• **Requirements**
Determine how many lines hold "JSON" and give only that number.

(Extracted data entries)
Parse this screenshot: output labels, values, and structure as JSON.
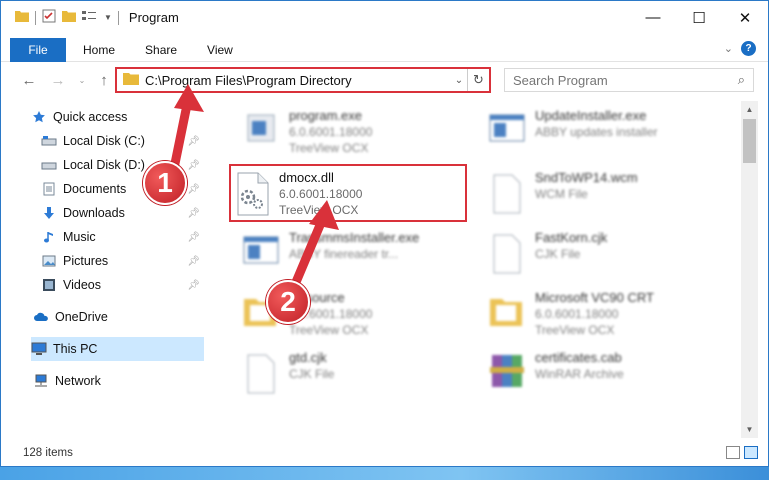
{
  "window": {
    "title": "Program",
    "minimize": "—",
    "maximize": "☐",
    "close": "✕"
  },
  "ribbon": {
    "file": "File",
    "tabs": [
      "Home",
      "Share",
      "View"
    ]
  },
  "nav": {
    "address_path": "C:\\Program Files\\Program Directory",
    "search_placeholder": "Search Program"
  },
  "sidebar": {
    "quick_access": "Quick access",
    "items": [
      {
        "label": "Local Disk (C:)",
        "icon": "drive-icon"
      },
      {
        "label": "Local Disk (D:)",
        "icon": "drive-icon"
      },
      {
        "label": "Documents",
        "icon": "documents-icon"
      },
      {
        "label": "Downloads",
        "icon": "downloads-icon"
      },
      {
        "label": "Music",
        "icon": "music-icon"
      },
      {
        "label": "Pictures",
        "icon": "pictures-icon"
      },
      {
        "label": "Videos",
        "icon": "videos-icon"
      }
    ],
    "onedrive": "OneDrive",
    "thispc": "This PC",
    "network": "Network"
  },
  "files": [
    {
      "name": "program.exe",
      "l2": "6.0.6001.18000",
      "l3": "TreeView OCX"
    },
    {
      "name": "UpdateInstaller.exe",
      "l2": "ABBY updates installer",
      "l3": ""
    },
    {
      "name": "dmocx.dll",
      "l2": "6.0.6001.18000",
      "l3": "TreeView OCX"
    },
    {
      "name": "SndToWP14.wcm",
      "l2": "WCM File",
      "l3": ""
    },
    {
      "name": "TransmmsInstaller.exe",
      "l2": "ABBY finereader tr...",
      "l3": ""
    },
    {
      "name": "FastKorn.cjk",
      "l2": "CJK File",
      "l3": ""
    },
    {
      "name": "Resource",
      "l2": "6.0.6001.18000",
      "l3": "TreeView OCX"
    },
    {
      "name": "Microsoft VC90 CRT",
      "l2": "6.0.6001.18000",
      "l3": "TreeView OCX"
    },
    {
      "name": "gtd.cjk",
      "l2": "CJK File",
      "l3": ""
    },
    {
      "name": "certificates.cab",
      "l2": "WinRAR Archive",
      "l3": ""
    }
  ],
  "status": {
    "count": "128 items"
  },
  "annotations": {
    "step1": "1",
    "step2": "2",
    "color": "#d9313a"
  }
}
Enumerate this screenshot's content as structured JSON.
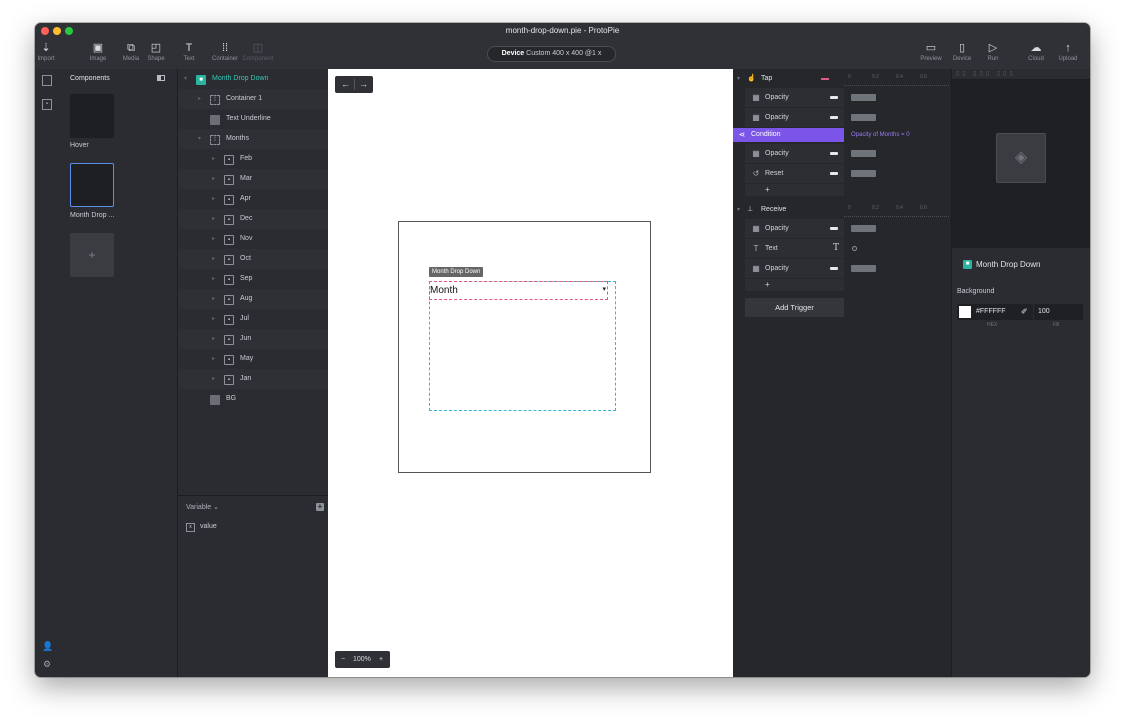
{
  "app": {
    "window_title": "month-drop-down.pie - ProtoPie",
    "traffic_colors": [
      "#fe5f57",
      "#febc2e",
      "#28c840"
    ]
  },
  "toolbar": {
    "left_tools": [
      {
        "name": "import-button",
        "icon": "download-arrow-icon",
        "glyph": "⇣",
        "label": "Import"
      },
      {
        "name": "image-button",
        "icon": "image-icon",
        "glyph": "▣",
        "label": "Image"
      },
      {
        "name": "media-button",
        "icon": "media-icon",
        "glyph": "⧉",
        "label": "Media"
      },
      {
        "name": "shape-button",
        "icon": "shape-icon",
        "glyph": "◰",
        "label": "Shape"
      },
      {
        "name": "text-button",
        "icon": "text-icon",
        "glyph": "T",
        "label": "Text"
      },
      {
        "name": "container-button",
        "icon": "container-icon",
        "glyph": "⁞⁞",
        "label": "Container"
      },
      {
        "name": "component-button",
        "icon": "component-icon",
        "glyph": "◫",
        "label": "Component",
        "disabled": true
      }
    ],
    "device": {
      "label": "Device",
      "value": "Custom  400 x 400  @1 x"
    },
    "right_tools": [
      {
        "name": "preview-button",
        "icon": "monitor-icon",
        "glyph": "▭",
        "label": "Preview"
      },
      {
        "name": "device-button",
        "icon": "phone-icon",
        "glyph": "▯",
        "label": "Device"
      },
      {
        "name": "run-button",
        "icon": "play-icon",
        "glyph": "▷",
        "label": "Run"
      },
      {
        "name": "cloud-button",
        "icon": "cloud-icon",
        "glyph": "☁",
        "label": "Cloud"
      },
      {
        "name": "upload-button",
        "icon": "upload-arrow-icon",
        "glyph": "↑",
        "label": "Upload"
      }
    ]
  },
  "components_panel": {
    "title": "Components",
    "items": [
      {
        "label": "Hover"
      },
      {
        "label": "Month Drop ..."
      }
    ],
    "add_glyph": "+"
  },
  "layers": {
    "rows": [
      {
        "label": "Month Drop Down",
        "indent": 0,
        "icon": "comp",
        "arrow": "▾",
        "selected": true
      },
      {
        "label": "Container 1",
        "indent": 1,
        "icon": "cont",
        "arrow": "▸"
      },
      {
        "label": "Text Underline",
        "indent": 1,
        "icon": "sq",
        "arrow": ""
      },
      {
        "label": "Months",
        "indent": 1,
        "icon": "cont",
        "arrow": "▾"
      },
      {
        "label": "Feb",
        "indent": 2,
        "icon": "frame",
        "arrow": "▸"
      },
      {
        "label": "Mar",
        "indent": 2,
        "icon": "frame",
        "arrow": "▸"
      },
      {
        "label": "Apr",
        "indent": 2,
        "icon": "frame",
        "arrow": "▸"
      },
      {
        "label": "Dec",
        "indent": 2,
        "icon": "frame",
        "arrow": "▸"
      },
      {
        "label": "Nov",
        "indent": 2,
        "icon": "frame",
        "arrow": "▸"
      },
      {
        "label": "Oct",
        "indent": 2,
        "icon": "frame",
        "arrow": "▸"
      },
      {
        "label": "Sep",
        "indent": 2,
        "icon": "frame",
        "arrow": "▸"
      },
      {
        "label": "Aug",
        "indent": 2,
        "icon": "frame",
        "arrow": "▸"
      },
      {
        "label": "Jul",
        "indent": 2,
        "icon": "frame",
        "arrow": "▸"
      },
      {
        "label": "Jun",
        "indent": 2,
        "icon": "frame",
        "arrow": "▸"
      },
      {
        "label": "May",
        "indent": 2,
        "icon": "frame",
        "arrow": "▸"
      },
      {
        "label": "Jan",
        "indent": 2,
        "icon": "frame",
        "arrow": "▸"
      },
      {
        "label": "BG",
        "indent": 1,
        "icon": "sq",
        "arrow": ""
      }
    ],
    "variable_header": "Variable ⌄",
    "variable_add": "+",
    "variables": [
      {
        "label": "value"
      }
    ]
  },
  "canvas": {
    "nav_back": "←",
    "nav_fwd": "→",
    "component_tag": "Month Drop Down",
    "dropdown_text": "Month",
    "dropdown_caret": "▾",
    "zoom_minus": "−",
    "zoom_value": "100%",
    "zoom_plus": "+",
    "selection_color": "#e4577a",
    "guide_color": "#3bb4d6"
  },
  "interactions": {
    "ruler_ticks": [
      "0",
      "0.2",
      "0.4",
      "0.6"
    ],
    "triggers": [
      {
        "name": "Tap",
        "icon": "tap-icon",
        "glyph": "☝",
        "responses": [
          {
            "label": "Opacity",
            "glyph": "▦",
            "bar": true
          },
          {
            "label": "Opacity",
            "glyph": "▦",
            "bar": true
          },
          {
            "label": "Condition",
            "glyph": "⋖",
            "condition": "Opacity of Months = 0"
          },
          {
            "label": "Opacity",
            "glyph": "▦",
            "bar": true
          },
          {
            "label": "Reset",
            "glyph": "↺",
            "bar": true
          }
        ]
      },
      {
        "name": "Receive",
        "icon": "receive-icon",
        "glyph": "⊥",
        "responses": [
          {
            "label": "Opacity",
            "glyph": "▦",
            "bar": true
          },
          {
            "label": "Text",
            "glyph": "T",
            "text_resp": true
          },
          {
            "label": "Opacity",
            "glyph": "▦",
            "bar": true
          }
        ]
      }
    ],
    "add_glyph": "+",
    "add_trigger_label": "Add Trigger",
    "accent": "#7b55e8",
    "tap_dash_color": "#e45b8a"
  },
  "properties": {
    "object_name": "Month Drop Down",
    "background_label": "Background",
    "hex_value": "#FFFFFF",
    "fill_value": "100",
    "hex_caption": "HEX",
    "fill_caption": "Fill"
  }
}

• **Task response**
2